┏━━

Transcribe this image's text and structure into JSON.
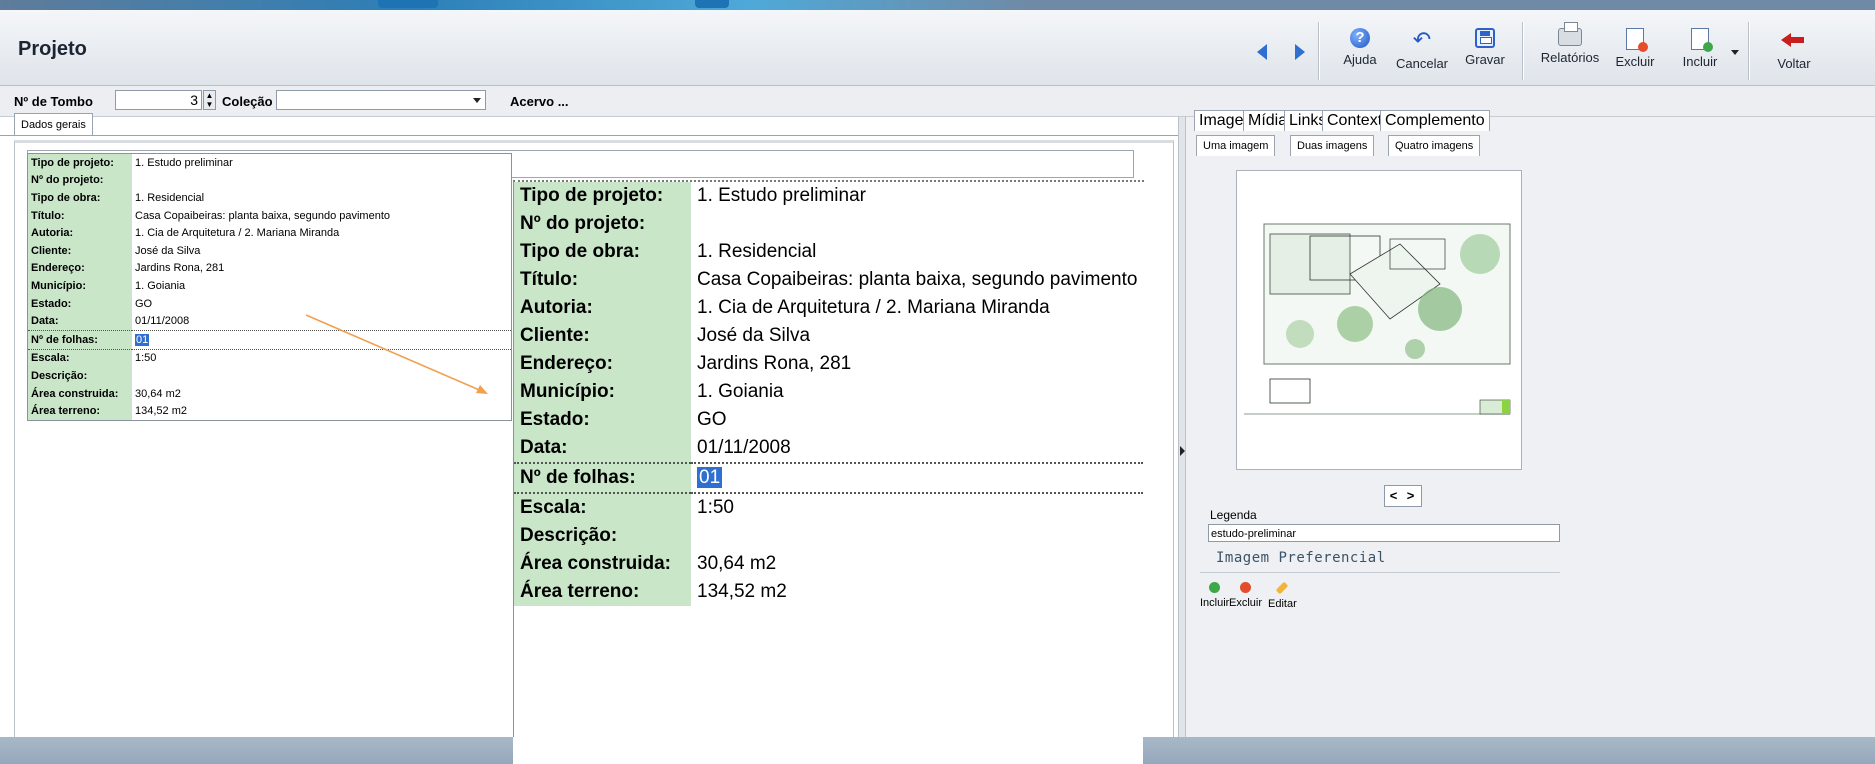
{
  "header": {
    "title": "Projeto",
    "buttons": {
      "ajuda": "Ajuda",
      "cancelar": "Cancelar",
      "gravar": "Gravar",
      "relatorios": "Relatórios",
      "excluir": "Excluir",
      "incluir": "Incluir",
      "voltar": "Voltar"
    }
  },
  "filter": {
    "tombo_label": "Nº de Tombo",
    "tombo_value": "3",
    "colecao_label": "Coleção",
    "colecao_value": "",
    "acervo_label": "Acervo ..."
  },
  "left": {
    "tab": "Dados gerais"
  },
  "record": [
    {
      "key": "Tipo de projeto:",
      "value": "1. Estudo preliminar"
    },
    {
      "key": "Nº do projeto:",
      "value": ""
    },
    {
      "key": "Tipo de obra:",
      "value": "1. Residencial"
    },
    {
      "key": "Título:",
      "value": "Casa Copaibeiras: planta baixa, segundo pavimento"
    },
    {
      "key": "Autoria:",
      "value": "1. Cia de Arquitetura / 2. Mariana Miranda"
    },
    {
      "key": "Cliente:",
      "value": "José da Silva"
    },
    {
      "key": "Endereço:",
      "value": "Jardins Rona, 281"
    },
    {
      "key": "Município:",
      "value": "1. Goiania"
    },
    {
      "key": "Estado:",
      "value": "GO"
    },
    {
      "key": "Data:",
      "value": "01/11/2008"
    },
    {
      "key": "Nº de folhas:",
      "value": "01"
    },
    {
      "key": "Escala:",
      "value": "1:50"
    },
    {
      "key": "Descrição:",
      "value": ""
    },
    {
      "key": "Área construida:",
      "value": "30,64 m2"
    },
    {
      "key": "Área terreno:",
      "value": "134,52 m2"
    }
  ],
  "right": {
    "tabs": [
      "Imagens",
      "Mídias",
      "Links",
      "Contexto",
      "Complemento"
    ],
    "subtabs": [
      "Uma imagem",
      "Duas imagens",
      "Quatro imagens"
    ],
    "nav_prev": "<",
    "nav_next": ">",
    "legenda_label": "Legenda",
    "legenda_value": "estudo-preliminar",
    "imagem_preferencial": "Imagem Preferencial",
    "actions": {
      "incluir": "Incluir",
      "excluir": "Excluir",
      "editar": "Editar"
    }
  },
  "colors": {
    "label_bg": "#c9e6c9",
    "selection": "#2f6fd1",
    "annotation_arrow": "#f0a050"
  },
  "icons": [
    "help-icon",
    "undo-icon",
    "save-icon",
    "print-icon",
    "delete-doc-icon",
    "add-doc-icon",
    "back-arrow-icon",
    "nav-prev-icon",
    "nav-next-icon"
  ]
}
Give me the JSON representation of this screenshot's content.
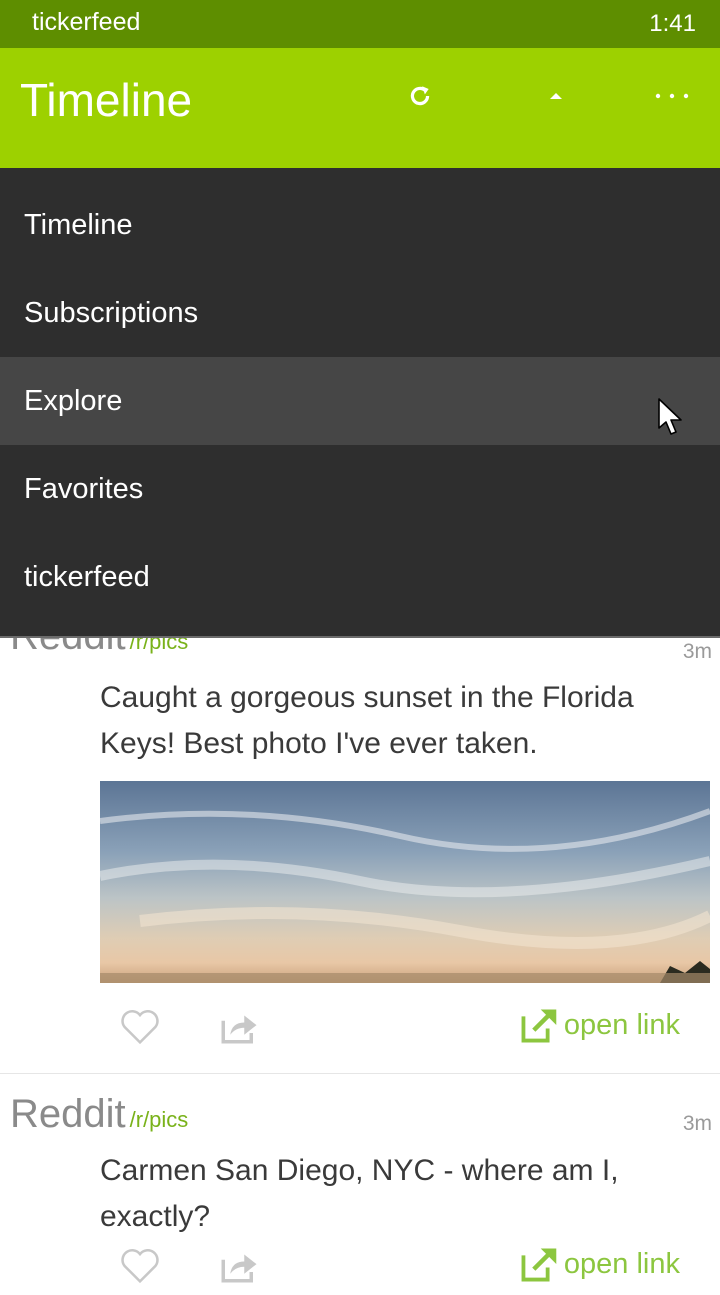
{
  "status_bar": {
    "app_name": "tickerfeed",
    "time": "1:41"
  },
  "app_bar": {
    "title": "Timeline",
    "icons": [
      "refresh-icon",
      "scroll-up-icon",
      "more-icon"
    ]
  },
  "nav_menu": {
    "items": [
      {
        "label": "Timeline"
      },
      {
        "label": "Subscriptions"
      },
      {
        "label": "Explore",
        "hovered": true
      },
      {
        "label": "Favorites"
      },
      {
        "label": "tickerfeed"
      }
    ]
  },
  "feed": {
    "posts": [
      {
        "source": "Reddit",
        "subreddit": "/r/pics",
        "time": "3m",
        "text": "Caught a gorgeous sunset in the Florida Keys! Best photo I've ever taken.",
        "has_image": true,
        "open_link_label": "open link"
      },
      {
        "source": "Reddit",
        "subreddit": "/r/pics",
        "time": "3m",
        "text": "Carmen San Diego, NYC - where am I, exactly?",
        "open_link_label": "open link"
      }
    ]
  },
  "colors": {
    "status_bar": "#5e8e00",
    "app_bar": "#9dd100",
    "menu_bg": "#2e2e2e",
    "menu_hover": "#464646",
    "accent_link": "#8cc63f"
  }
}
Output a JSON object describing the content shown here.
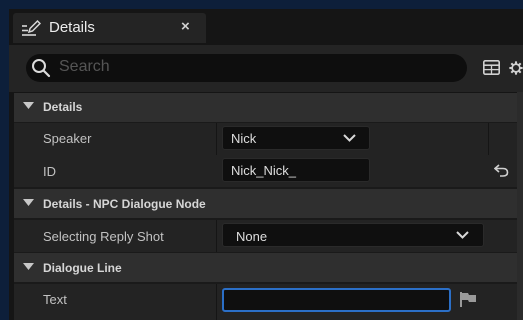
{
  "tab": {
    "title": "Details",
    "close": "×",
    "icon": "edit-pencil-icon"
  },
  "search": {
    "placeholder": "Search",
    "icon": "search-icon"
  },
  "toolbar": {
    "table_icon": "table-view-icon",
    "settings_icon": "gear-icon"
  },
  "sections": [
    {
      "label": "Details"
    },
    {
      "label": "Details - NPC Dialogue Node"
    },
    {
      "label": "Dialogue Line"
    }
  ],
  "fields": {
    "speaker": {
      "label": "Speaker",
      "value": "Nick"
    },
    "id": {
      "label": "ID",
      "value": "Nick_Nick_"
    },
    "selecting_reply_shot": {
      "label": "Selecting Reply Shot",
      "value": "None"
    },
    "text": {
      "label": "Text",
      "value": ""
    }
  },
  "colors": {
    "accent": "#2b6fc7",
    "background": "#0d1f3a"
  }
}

┗━━

STATED EXERCISE: Repeat each record exactly as shown above, dropping all images.

ANSWER FOR THE TASK:
Transcribe this image's text and structure into JSON.
{
  "header": {
    "title": "Projeto",
    "buttons": {
      "ajuda": "Ajuda",
      "cancelar": "Cancelar",
      "gravar": "Gravar",
      "relatorios": "Relatórios",
      "excluir": "Excluir",
      "incluir": "Incluir",
      "voltar": "Voltar"
    }
  },
  "filter": {
    "tombo_label": "Nº de Tombo",
    "tombo_value": "3",
    "colecao_label": "Coleção",
    "colecao_value": "",
    "acervo_label": "Acervo ..."
  },
  "left": {
    "tab": "Dados gerais"
  },
  "record": [
    {
      "key": "Tipo de projeto:",
      "value": "1. Estudo preliminar"
    },
    {
      "key": "Nº do projeto:",
      "value": ""
    },
    {
      "key": "Tipo de obra:",
      "value": "1. Residencial"
    },
    {
      "key": "Título:",
      "value": "Casa Copaibeiras: planta baixa, segundo pavimento"
    },
    {
      "key": "Autoria:",
      "value": "1. Cia de Arquitetura / 2. Mariana Miranda"
    },
    {
      "key": "Cliente:",
      "value": "José da Silva"
    },
    {
      "key": "Endereço:",
      "value": "Jardins Rona, 281"
    },
    {
      "key": "Município:",
      "value": "1. Goiania"
    },
    {
      "key": "Estado:",
      "value": "GO"
    },
    {
      "key": "Data:",
      "value": "01/11/2008"
    },
    {
      "key": "Nº de folhas:",
      "value": "01"
    },
    {
      "key": "Escala:",
      "value": "1:50"
    },
    {
      "key": "Descrição:",
      "value": ""
    },
    {
      "key": "Área construida:",
      "value": "30,64 m2"
    },
    {
      "key": "Área terreno:",
      "value": "134,52 m2"
    }
  ],
  "right": {
    "tabs": [
      "Imagens",
      "Mídias",
      "Links",
      "Contexto",
      "Complemento"
    ],
    "subtabs": [
      "Uma imagem",
      "Duas imagens",
      "Quatro imagens"
    ],
    "nav_prev": "<",
    "nav_next": ">",
    "legenda_label": "Legenda",
    "legenda_value": "estudo-preliminar",
    "imagem_preferencial": "Imagem Preferencial",
    "actions": {
      "incluir": "Incluir",
      "excluir": "Excluir",
      "editar": "Editar"
    }
  },
  "colors": {
    "label_bg": "#c9e6c9",
    "selection": "#2f6fd1",
    "annotation_arrow": "#f0a050"
  },
  "icons": [
    "help-icon",
    "undo-icon",
    "save-icon",
    "print-icon",
    "delete-doc-icon",
    "add-doc-icon",
    "back-arrow-icon",
    "nav-prev-icon",
    "nav-next-icon"
  ]
}
Give me the JSON representation of this screenshot's content.
{
  "status_bar": {
    "app_name": "tickerfeed",
    "time": "1:41"
  },
  "app_bar": {
    "title": "Timeline",
    "icons": [
      "refresh-icon",
      "scroll-up-icon",
      "more-icon"
    ]
  },
  "nav_menu": {
    "items": [
      {
        "label": "Timeline"
      },
      {
        "label": "Subscriptions"
      },
      {
        "label": "Explore",
        "hovered": true
      },
      {
        "label": "Favorites"
      },
      {
        "label": "tickerfeed"
      }
    ]
  },
  "feed": {
    "posts": [
      {
        "source": "Reddit",
        "subreddit": "/r/pics",
        "time": "3m",
        "text": "Caught a gorgeous sunset in the Florida Keys! Best photo I've ever taken.",
        "has_image": true,
        "open_link_label": "open link"
      },
      {
        "source": "Reddit",
        "subreddit": "/r/pics",
        "time": "3m",
        "text": "Carmen San Diego, NYC - where am I, exactly?",
        "open_link_label": "open link"
      }
    ]
  },
  "colors": {
    "status_bar": "#5e8e00",
    "app_bar": "#9dd100",
    "menu_bg": "#2e2e2e",
    "menu_hover": "#464646",
    "accent_link": "#8cc63f"
  }
}
Output a JSON object describing the content shown here.
{
  "tab": {
    "title": "Details",
    "close": "×",
    "icon": "edit-pencil-icon"
  },
  "search": {
    "placeholder": "Search",
    "icon": "search-icon"
  },
  "toolbar": {
    "table_icon": "table-view-icon",
    "settings_icon": "gear-icon"
  },
  "sections": [
    {
      "label": "Details"
    },
    {
      "label": "Details - NPC Dialogue Node"
    },
    {
      "label": "Dialogue Line"
    }
  ],
  "fields": {
    "speaker": {
      "label": "Speaker",
      "value": "Nick"
    },
    "id": {
      "label": "ID",
      "value": "Nick_Nick_"
    },
    "selecting_reply_shot": {
      "label": "Selecting Reply Shot",
      "value": "None"
    },
    "text": {
      "label": "Text",
      "value": ""
    }
  },
  "colors": {
    "accent": "#2b6fc7",
    "background": "#0d1f3a"
  }
}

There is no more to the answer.